### Exercise description:
Restate the whole listing word for word. Pictures are left out.

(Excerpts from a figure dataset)
★ ★ ★ ★ ★
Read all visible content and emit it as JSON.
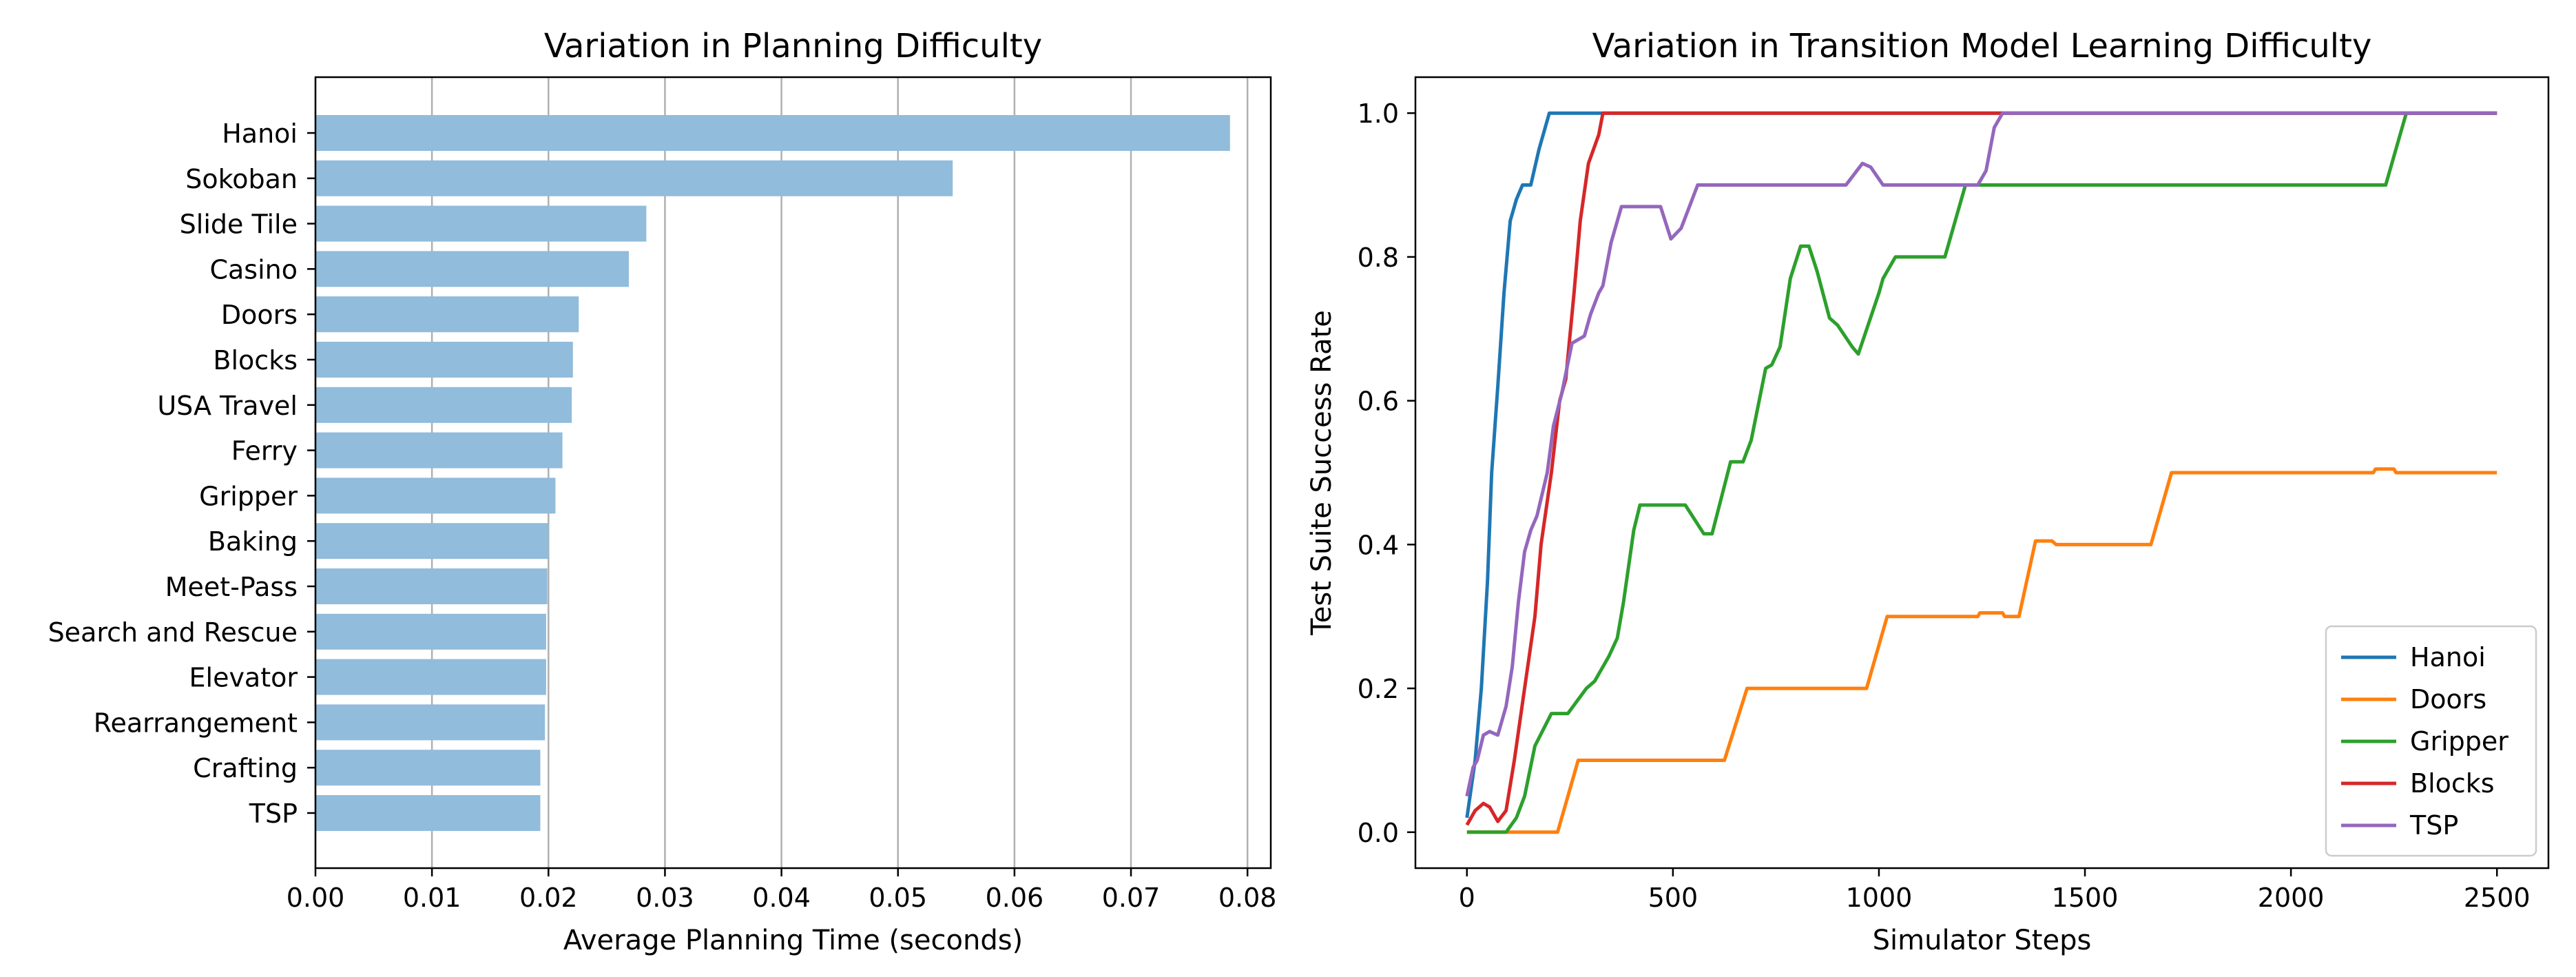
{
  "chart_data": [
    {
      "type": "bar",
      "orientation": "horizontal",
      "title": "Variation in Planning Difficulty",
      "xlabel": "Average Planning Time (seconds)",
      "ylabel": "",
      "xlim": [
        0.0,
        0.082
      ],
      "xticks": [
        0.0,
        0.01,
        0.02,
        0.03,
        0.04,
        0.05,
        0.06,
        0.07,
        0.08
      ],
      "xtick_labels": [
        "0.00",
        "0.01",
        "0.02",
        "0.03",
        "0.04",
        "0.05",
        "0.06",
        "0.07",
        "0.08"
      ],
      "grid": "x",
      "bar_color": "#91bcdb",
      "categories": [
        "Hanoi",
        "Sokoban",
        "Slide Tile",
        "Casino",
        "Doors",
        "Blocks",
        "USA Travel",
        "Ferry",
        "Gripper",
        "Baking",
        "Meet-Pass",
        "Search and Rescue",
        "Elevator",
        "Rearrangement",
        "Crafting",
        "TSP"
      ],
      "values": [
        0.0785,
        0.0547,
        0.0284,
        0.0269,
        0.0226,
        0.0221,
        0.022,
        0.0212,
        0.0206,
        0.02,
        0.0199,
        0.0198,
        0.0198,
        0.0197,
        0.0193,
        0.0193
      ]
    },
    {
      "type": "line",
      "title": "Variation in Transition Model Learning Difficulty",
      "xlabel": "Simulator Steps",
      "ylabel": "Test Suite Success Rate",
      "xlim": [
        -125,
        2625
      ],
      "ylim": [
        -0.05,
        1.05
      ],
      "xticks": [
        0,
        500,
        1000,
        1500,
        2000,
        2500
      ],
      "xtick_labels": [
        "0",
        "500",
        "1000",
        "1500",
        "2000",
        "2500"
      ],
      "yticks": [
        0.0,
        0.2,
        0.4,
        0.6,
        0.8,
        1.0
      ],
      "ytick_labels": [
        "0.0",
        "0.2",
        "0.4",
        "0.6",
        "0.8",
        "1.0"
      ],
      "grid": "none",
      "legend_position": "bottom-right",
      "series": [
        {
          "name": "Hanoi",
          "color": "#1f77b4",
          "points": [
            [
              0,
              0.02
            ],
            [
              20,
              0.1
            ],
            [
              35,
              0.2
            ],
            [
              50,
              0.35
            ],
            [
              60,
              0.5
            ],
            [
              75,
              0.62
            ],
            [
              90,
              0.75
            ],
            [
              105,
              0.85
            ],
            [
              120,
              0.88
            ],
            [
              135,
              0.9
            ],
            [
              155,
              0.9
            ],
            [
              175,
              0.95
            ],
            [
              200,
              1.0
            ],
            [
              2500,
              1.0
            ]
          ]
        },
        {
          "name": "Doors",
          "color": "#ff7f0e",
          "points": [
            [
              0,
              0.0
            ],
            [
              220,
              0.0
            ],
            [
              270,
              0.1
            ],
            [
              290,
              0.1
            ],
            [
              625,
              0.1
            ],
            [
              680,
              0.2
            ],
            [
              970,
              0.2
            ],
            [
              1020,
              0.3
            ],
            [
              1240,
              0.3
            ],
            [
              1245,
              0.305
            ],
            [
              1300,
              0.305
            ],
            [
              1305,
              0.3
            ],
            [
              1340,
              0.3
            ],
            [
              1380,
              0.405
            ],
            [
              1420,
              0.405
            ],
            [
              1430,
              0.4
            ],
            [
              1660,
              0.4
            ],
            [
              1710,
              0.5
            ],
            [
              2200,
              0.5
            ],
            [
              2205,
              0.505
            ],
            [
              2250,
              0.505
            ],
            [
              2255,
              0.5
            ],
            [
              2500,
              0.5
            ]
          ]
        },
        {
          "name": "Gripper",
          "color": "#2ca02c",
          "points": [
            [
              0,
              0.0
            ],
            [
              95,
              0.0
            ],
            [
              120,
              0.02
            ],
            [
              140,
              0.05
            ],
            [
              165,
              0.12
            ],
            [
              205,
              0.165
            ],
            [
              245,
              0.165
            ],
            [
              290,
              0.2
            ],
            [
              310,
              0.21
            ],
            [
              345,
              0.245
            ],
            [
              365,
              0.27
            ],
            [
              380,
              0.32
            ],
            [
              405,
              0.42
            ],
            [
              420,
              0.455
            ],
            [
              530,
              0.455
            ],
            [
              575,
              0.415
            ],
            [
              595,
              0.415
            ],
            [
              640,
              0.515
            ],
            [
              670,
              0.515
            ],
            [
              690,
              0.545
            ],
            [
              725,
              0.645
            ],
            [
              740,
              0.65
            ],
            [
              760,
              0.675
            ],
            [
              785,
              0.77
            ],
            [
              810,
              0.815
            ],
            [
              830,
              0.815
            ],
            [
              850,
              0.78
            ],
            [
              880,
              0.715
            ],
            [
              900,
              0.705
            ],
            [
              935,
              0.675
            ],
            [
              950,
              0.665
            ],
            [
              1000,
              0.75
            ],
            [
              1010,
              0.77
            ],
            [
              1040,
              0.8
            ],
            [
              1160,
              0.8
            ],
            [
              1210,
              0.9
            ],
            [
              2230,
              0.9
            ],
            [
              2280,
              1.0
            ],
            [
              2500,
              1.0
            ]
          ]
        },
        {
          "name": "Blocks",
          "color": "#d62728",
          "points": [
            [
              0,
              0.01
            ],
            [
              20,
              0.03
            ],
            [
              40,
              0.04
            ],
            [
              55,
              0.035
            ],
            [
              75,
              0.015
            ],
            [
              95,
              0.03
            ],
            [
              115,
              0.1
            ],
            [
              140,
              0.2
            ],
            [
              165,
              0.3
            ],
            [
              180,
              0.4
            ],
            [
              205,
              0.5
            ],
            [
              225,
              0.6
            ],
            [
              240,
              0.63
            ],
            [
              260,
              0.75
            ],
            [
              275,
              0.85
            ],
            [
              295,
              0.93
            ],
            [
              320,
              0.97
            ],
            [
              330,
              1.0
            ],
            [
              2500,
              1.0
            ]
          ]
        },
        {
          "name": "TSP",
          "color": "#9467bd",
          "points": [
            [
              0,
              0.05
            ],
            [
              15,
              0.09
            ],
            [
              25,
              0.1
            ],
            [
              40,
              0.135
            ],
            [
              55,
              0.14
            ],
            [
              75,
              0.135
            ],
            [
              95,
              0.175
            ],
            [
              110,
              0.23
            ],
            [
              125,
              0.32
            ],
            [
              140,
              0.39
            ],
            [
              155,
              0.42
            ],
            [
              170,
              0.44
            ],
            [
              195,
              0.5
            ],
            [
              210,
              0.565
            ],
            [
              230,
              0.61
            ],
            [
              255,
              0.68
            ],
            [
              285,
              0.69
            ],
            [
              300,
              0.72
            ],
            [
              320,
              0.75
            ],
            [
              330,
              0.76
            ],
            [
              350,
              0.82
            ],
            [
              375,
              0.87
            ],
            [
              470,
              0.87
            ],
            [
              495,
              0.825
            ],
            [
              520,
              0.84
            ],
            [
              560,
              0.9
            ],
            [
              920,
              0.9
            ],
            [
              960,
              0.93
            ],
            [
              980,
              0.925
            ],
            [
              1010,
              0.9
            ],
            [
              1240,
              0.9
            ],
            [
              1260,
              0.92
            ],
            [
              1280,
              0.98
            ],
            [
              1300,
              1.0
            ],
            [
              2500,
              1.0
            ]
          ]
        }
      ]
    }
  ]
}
★ ★ ★ ★ ★
### Answer for the task:
Read all visible content and emit it as JSON.
{
  "chart_data": [
    {
      "type": "bar",
      "orientation": "horizontal",
      "title": "Variation in Planning Difficulty",
      "xlabel": "Average Planning Time (seconds)",
      "ylabel": "",
      "xlim": [
        0.0,
        0.082
      ],
      "xticks": [
        0.0,
        0.01,
        0.02,
        0.03,
        0.04,
        0.05,
        0.06,
        0.07,
        0.08
      ],
      "xtick_labels": [
        "0.00",
        "0.01",
        "0.02",
        "0.03",
        "0.04",
        "0.05",
        "0.06",
        "0.07",
        "0.08"
      ],
      "grid": "x",
      "bar_color": "#91bcdb",
      "categories": [
        "Hanoi",
        "Sokoban",
        "Slide Tile",
        "Casino",
        "Doors",
        "Blocks",
        "USA Travel",
        "Ferry",
        "Gripper",
        "Baking",
        "Meet-Pass",
        "Search and Rescue",
        "Elevator",
        "Rearrangement",
        "Crafting",
        "TSP"
      ],
      "values": [
        0.0785,
        0.0547,
        0.0284,
        0.0269,
        0.0226,
        0.0221,
        0.022,
        0.0212,
        0.0206,
        0.02,
        0.0199,
        0.0198,
        0.0198,
        0.0197,
        0.0193,
        0.0193
      ]
    },
    {
      "type": "line",
      "title": "Variation in Transition Model Learning Difficulty",
      "xlabel": "Simulator Steps",
      "ylabel": "Test Suite Success Rate",
      "xlim": [
        -125,
        2625
      ],
      "ylim": [
        -0.05,
        1.05
      ],
      "xticks": [
        0,
        500,
        1000,
        1500,
        2000,
        2500
      ],
      "xtick_labels": [
        "0",
        "500",
        "1000",
        "1500",
        "2000",
        "2500"
      ],
      "yticks": [
        0.0,
        0.2,
        0.4,
        0.6,
        0.8,
        1.0
      ],
      "ytick_labels": [
        "0.0",
        "0.2",
        "0.4",
        "0.6",
        "0.8",
        "1.0"
      ],
      "grid": "none",
      "legend_position": "bottom-right",
      "series": [
        {
          "name": "Hanoi",
          "color": "#1f77b4",
          "points": [
            [
              0,
              0.02
            ],
            [
              20,
              0.1
            ],
            [
              35,
              0.2
            ],
            [
              50,
              0.35
            ],
            [
              60,
              0.5
            ],
            [
              75,
              0.62
            ],
            [
              90,
              0.75
            ],
            [
              105,
              0.85
            ],
            [
              120,
              0.88
            ],
            [
              135,
              0.9
            ],
            [
              155,
              0.9
            ],
            [
              175,
              0.95
            ],
            [
              200,
              1.0
            ],
            [
              2500,
              1.0
            ]
          ]
        },
        {
          "name": "Doors",
          "color": "#ff7f0e",
          "points": [
            [
              0,
              0.0
            ],
            [
              220,
              0.0
            ],
            [
              270,
              0.1
            ],
            [
              290,
              0.1
            ],
            [
              625,
              0.1
            ],
            [
              680,
              0.2
            ],
            [
              970,
              0.2
            ],
            [
              1020,
              0.3
            ],
            [
              1240,
              0.3
            ],
            [
              1245,
              0.305
            ],
            [
              1300,
              0.305
            ],
            [
              1305,
              0.3
            ],
            [
              1340,
              0.3
            ],
            [
              1380,
              0.405
            ],
            [
              1420,
              0.405
            ],
            [
              1430,
              0.4
            ],
            [
              1660,
              0.4
            ],
            [
              1710,
              0.5
            ],
            [
              2200,
              0.5
            ],
            [
              2205,
              0.505
            ],
            [
              2250,
              0.505
            ],
            [
              2255,
              0.5
            ],
            [
              2500,
              0.5
            ]
          ]
        },
        {
          "name": "Gripper",
          "color": "#2ca02c",
          "points": [
            [
              0,
              0.0
            ],
            [
              95,
              0.0
            ],
            [
              120,
              0.02
            ],
            [
              140,
              0.05
            ],
            [
              165,
              0.12
            ],
            [
              205,
              0.165
            ],
            [
              245,
              0.165
            ],
            [
              290,
              0.2
            ],
            [
              310,
              0.21
            ],
            [
              345,
              0.245
            ],
            [
              365,
              0.27
            ],
            [
              380,
              0.32
            ],
            [
              405,
              0.42
            ],
            [
              420,
              0.455
            ],
            [
              530,
              0.455
            ],
            [
              575,
              0.415
            ],
            [
              595,
              0.415
            ],
            [
              640,
              0.515
            ],
            [
              670,
              0.515
            ],
            [
              690,
              0.545
            ],
            [
              725,
              0.645
            ],
            [
              740,
              0.65
            ],
            [
              760,
              0.675
            ],
            [
              785,
              0.77
            ],
            [
              810,
              0.815
            ],
            [
              830,
              0.815
            ],
            [
              850,
              0.78
            ],
            [
              880,
              0.715
            ],
            [
              900,
              0.705
            ],
            [
              935,
              0.675
            ],
            [
              950,
              0.665
            ],
            [
              1000,
              0.75
            ],
            [
              1010,
              0.77
            ],
            [
              1040,
              0.8
            ],
            [
              1160,
              0.8
            ],
            [
              1210,
              0.9
            ],
            [
              2230,
              0.9
            ],
            [
              2280,
              1.0
            ],
            [
              2500,
              1.0
            ]
          ]
        },
        {
          "name": "Blocks",
          "color": "#d62728",
          "points": [
            [
              0,
              0.01
            ],
            [
              20,
              0.03
            ],
            [
              40,
              0.04
            ],
            [
              55,
              0.035
            ],
            [
              75,
              0.015
            ],
            [
              95,
              0.03
            ],
            [
              115,
              0.1
            ],
            [
              140,
              0.2
            ],
            [
              165,
              0.3
            ],
            [
              180,
              0.4
            ],
            [
              205,
              0.5
            ],
            [
              225,
              0.6
            ],
            [
              240,
              0.63
            ],
            [
              260,
              0.75
            ],
            [
              275,
              0.85
            ],
            [
              295,
              0.93
            ],
            [
              320,
              0.97
            ],
            [
              330,
              1.0
            ],
            [
              2500,
              1.0
            ]
          ]
        },
        {
          "name": "TSP",
          "color": "#9467bd",
          "points": [
            [
              0,
              0.05
            ],
            [
              15,
              0.09
            ],
            [
              25,
              0.1
            ],
            [
              40,
              0.135
            ],
            [
              55,
              0.14
            ],
            [
              75,
              0.135
            ],
            [
              95,
              0.175
            ],
            [
              110,
              0.23
            ],
            [
              125,
              0.32
            ],
            [
              140,
              0.39
            ],
            [
              155,
              0.42
            ],
            [
              170,
              0.44
            ],
            [
              195,
              0.5
            ],
            [
              210,
              0.565
            ],
            [
              230,
              0.61
            ],
            [
              255,
              0.68
            ],
            [
              285,
              0.69
            ],
            [
              300,
              0.72
            ],
            [
              320,
              0.75
            ],
            [
              330,
              0.76
            ],
            [
              350,
              0.82
            ],
            [
              375,
              0.87
            ],
            [
              470,
              0.87
            ],
            [
              495,
              0.825
            ],
            [
              520,
              0.84
            ],
            [
              560,
              0.9
            ],
            [
              920,
              0.9
            ],
            [
              960,
              0.93
            ],
            [
              980,
              0.925
            ],
            [
              1010,
              0.9
            ],
            [
              1240,
              0.9
            ],
            [
              1260,
              0.92
            ],
            [
              1280,
              0.98
            ],
            [
              1300,
              1.0
            ],
            [
              2500,
              1.0
            ]
          ]
        }
      ]
    }
  ]
}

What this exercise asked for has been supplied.